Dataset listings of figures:
■ ■ ■ ■ ■ ■ ■

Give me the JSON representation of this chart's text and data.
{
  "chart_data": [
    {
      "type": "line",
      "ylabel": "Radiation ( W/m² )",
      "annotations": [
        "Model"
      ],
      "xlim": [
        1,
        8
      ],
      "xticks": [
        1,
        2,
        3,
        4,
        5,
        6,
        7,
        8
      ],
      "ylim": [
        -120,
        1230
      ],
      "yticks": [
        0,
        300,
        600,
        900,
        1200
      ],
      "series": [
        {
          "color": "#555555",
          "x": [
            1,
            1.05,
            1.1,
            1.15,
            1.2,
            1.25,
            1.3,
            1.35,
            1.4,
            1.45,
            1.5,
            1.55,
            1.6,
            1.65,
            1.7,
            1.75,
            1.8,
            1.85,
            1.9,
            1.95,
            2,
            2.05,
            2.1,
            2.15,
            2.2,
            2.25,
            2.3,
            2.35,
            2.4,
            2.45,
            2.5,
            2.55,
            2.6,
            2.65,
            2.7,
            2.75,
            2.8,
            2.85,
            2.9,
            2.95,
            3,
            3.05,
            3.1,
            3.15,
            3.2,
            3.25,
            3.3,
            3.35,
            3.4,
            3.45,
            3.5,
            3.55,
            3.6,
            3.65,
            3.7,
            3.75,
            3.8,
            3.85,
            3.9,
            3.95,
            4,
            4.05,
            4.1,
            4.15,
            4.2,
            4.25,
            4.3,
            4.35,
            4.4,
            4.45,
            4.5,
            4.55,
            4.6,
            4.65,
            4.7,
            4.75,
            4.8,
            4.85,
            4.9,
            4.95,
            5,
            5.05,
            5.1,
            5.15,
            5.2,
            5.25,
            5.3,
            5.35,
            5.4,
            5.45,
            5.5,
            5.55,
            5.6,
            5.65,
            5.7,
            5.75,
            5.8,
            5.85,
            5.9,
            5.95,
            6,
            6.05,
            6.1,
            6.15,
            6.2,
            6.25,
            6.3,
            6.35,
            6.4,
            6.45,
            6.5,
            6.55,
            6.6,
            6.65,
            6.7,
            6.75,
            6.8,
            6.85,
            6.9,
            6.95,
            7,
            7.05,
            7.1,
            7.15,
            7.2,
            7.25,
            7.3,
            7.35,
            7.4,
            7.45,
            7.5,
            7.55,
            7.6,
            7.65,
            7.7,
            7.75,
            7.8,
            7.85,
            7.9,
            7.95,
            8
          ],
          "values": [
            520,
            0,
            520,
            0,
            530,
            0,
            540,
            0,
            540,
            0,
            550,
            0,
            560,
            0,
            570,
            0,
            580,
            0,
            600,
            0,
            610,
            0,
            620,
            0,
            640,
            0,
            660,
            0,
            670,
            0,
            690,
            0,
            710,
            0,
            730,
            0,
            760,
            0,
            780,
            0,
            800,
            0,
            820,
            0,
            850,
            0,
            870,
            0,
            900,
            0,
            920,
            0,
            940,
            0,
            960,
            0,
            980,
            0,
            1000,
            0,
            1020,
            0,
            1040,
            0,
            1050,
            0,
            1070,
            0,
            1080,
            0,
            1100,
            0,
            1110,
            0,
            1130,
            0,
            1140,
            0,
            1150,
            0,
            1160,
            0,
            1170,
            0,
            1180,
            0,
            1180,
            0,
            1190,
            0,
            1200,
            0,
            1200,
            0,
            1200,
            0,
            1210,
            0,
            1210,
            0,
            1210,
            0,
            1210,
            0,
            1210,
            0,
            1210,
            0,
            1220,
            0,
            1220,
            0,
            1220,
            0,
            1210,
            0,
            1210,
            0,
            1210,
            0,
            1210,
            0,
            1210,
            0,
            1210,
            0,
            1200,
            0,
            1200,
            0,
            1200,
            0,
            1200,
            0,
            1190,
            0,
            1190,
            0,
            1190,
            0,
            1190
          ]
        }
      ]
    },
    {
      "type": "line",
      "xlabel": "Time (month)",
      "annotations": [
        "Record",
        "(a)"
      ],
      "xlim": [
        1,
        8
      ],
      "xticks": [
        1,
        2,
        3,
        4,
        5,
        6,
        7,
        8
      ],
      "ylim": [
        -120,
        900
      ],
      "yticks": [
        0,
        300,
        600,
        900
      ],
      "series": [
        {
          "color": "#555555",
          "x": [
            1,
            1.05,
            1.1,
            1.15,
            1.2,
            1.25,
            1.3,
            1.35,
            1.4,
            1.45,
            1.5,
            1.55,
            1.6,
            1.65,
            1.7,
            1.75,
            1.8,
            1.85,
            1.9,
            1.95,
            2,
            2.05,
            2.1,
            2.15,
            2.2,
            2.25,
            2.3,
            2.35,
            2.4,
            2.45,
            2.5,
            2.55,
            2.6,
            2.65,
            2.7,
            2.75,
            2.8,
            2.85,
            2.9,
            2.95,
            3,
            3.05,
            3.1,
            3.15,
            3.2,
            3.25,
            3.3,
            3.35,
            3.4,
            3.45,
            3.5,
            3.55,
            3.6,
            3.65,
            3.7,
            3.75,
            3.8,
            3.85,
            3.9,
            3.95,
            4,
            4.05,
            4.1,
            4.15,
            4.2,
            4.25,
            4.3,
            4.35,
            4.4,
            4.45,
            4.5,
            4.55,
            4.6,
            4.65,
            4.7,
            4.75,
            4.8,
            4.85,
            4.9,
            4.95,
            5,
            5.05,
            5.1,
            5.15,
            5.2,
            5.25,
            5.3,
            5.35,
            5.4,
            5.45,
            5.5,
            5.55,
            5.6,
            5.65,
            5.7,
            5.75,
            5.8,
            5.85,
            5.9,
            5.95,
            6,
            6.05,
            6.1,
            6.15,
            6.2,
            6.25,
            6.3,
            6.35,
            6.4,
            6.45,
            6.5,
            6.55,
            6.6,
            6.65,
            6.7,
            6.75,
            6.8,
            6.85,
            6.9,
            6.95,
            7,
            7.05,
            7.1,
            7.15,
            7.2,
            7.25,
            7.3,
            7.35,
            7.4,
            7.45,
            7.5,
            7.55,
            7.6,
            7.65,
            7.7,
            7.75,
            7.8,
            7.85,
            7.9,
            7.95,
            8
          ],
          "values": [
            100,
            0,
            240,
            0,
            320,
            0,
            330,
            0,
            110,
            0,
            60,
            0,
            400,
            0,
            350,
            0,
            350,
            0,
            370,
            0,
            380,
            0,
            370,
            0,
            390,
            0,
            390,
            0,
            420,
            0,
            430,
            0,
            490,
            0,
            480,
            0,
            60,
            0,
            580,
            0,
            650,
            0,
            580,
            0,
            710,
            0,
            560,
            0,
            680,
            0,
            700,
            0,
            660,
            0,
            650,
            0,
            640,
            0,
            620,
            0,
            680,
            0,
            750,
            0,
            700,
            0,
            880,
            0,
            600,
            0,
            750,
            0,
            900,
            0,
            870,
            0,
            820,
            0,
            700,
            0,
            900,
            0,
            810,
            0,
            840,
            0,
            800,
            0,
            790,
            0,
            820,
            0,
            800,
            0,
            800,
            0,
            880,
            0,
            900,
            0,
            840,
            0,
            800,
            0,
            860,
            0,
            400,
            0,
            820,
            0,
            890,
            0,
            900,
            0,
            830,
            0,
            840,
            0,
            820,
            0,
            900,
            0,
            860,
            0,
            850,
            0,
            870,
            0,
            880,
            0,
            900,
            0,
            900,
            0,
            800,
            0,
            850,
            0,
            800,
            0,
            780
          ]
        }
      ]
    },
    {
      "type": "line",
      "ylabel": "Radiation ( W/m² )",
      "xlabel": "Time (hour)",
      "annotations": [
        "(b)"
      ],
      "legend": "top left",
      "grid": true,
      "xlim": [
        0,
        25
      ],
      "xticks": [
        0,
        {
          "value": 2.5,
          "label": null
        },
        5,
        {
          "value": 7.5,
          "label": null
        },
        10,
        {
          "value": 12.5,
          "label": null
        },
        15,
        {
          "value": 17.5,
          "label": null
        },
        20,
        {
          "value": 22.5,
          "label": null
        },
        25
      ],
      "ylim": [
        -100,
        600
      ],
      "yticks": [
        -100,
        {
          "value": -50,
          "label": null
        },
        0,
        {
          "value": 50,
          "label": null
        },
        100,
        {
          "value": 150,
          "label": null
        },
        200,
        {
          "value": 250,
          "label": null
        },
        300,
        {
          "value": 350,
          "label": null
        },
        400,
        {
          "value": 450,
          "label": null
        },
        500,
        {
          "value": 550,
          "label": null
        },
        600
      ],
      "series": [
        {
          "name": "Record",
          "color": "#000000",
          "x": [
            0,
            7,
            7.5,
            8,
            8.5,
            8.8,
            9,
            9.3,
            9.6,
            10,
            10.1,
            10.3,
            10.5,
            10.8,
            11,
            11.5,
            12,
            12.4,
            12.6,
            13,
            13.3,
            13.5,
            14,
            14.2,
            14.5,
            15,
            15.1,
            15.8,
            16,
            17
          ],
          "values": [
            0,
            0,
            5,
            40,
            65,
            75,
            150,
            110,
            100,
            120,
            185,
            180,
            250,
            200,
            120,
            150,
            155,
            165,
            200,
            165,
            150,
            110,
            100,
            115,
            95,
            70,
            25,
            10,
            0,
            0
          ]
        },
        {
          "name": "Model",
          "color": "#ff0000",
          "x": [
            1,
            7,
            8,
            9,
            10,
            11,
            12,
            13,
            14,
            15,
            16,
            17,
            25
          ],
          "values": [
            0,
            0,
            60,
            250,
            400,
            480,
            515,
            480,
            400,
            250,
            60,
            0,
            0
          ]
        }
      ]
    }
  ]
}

■ ■ ■ ■ ■ ■ ■

**Objective:** Pick out and copy every line that contains the word "color".

**Final result:**
          "color": "#555555",
          "color": "#555555",
          "color": "#000000",
          "color": "#ff0000",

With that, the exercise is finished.